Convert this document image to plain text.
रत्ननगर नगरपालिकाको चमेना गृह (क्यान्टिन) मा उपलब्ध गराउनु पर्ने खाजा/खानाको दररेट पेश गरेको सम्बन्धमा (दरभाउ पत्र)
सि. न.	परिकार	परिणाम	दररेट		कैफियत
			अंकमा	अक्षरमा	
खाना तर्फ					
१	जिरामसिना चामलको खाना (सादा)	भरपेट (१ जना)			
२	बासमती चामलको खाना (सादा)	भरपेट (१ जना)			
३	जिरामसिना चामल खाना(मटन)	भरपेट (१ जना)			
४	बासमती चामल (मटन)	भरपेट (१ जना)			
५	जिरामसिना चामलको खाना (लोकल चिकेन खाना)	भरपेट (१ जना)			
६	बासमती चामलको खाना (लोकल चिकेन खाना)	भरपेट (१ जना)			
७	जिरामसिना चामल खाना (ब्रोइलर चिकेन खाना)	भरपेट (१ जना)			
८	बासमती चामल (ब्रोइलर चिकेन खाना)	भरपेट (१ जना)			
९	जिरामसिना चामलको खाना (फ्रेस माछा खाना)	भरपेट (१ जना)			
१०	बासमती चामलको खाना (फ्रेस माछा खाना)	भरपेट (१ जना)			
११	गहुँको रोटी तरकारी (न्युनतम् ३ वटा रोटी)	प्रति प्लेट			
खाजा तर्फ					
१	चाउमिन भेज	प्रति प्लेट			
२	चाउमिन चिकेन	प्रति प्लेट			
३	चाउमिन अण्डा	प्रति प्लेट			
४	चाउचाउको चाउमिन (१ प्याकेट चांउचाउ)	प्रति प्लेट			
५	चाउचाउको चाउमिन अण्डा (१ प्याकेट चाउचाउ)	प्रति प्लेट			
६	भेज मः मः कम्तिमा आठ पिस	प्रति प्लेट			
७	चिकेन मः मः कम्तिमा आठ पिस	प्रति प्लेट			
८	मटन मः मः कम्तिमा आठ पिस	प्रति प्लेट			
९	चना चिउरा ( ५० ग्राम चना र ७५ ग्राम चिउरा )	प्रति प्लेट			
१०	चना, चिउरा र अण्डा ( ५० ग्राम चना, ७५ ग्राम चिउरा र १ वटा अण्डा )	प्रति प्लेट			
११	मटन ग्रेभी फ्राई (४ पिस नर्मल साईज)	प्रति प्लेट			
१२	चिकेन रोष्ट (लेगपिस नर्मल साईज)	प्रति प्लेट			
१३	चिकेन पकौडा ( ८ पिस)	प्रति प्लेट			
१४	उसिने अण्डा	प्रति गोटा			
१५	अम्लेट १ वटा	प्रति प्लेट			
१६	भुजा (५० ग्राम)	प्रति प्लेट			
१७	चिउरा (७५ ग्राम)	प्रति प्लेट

+ + + + +

> _TASK DESCRIPTION_:
Retype the material in full. Each word must match.

> _OUTPUT_:
Convert this document image to plain text.
रत्ननगर नगरपालिकाको चमेना गृह (क्यान्टिन) मा उपलब्ध गराउनु पर्ने खाजा/खानाको दररेट पेश गरेको सम्बन्धमा (दरभाउ पत्र)
सि. न.	परिकार	परिणाम	दररेट		कैफियत
			अंकमा	अक्षरमा	
खाना तर्फ					
१	जिरामसिना चामलको खाना (सादा)	भरपेट (१ जना)			
२	बासमती चामलको खाना (सादा)	भरपेट (१ जना)			
३	जिरामसिना चामल खाना(मटन)	भरपेट (१ जना)			
४	बासमती चामल (मटन)	भरपेट (१ जना)			
५	जिरामसिना चामलको खाना (लोकल चिकेन खाना)	भरपेट (१ जना)			
६	बासमती चामलको खाना (लोकल चिकेन खाना)	भरपेट (१ जना)			
७	जिरामसिना चामल खाना (ब्रोइलर चिकेन खाना)	भरपेट (१ जना)			
८	बासमती चामल (ब्रोइलर चिकेन खाना)	भरपेट (१ जना)			
९	जिरामसिना चामलको खाना (फ्रेस माछा खाना)	भरपेट (१ जना)			
१०	बासमती चामलको खाना (फ्रेस माछा खाना)	भरपेट (१ जना)			
११	गहुँको रोटी तरकारी (न्युनतम् ३ वटा रोटी)	प्रति प्लेट			
खाजा तर्फ					
१	चाउमिन भेज	प्रति प्लेट			
२	चाउमिन चिकेन	प्रति प्लेट			
३	चाउमिन अण्डा	प्रति प्लेट			
४	चाउचाउको चाउमिन (१ प्याकेट चांउचाउ)	प्रति प्लेट			
५	चाउचाउको चाउमिन अण्डा (१ प्याकेट चाउचाउ)	प्रति प्लेट			
६	भेज मः मः कम्तिमा आठ पिस	प्रति प्लेट			
७	चिकेन मः मः कम्तिमा आठ पिस	प्रति प्लेट			
८	मटन मः मः कम्तिमा आठ पिस	प्रति प्लेट			
९	चना चिउरा ( ५० ग्राम चना र ७५ ग्राम चिउरा )	प्रति प्लेट			
१०	चना, चिउरा र अण्डा ( ५० ग्राम चना, ७५ ग्राम चिउरा र १ वटा अण्डा )	प्रति प्लेट			
११	मटन ग्रेभी फ्राई (४ पिस नर्मल साईज)	प्रति प्लेट			
१२	चिकेन रोष्ट (लेगपिस नर्मल साईज)	प्रति प्लेट			
१३	चिकेन पकौडा ( ८ पिस)	प्रति प्लेट			
१४	उसिने अण्डा	प्रति गोटा			
१५	अम्लेट १ वटा	प्रति प्लेट			
१६	भुजा (५० ग्राम)	प्रति प्लेट			
१७	चिउरा (७५ ग्राम)	प्रति प्लेट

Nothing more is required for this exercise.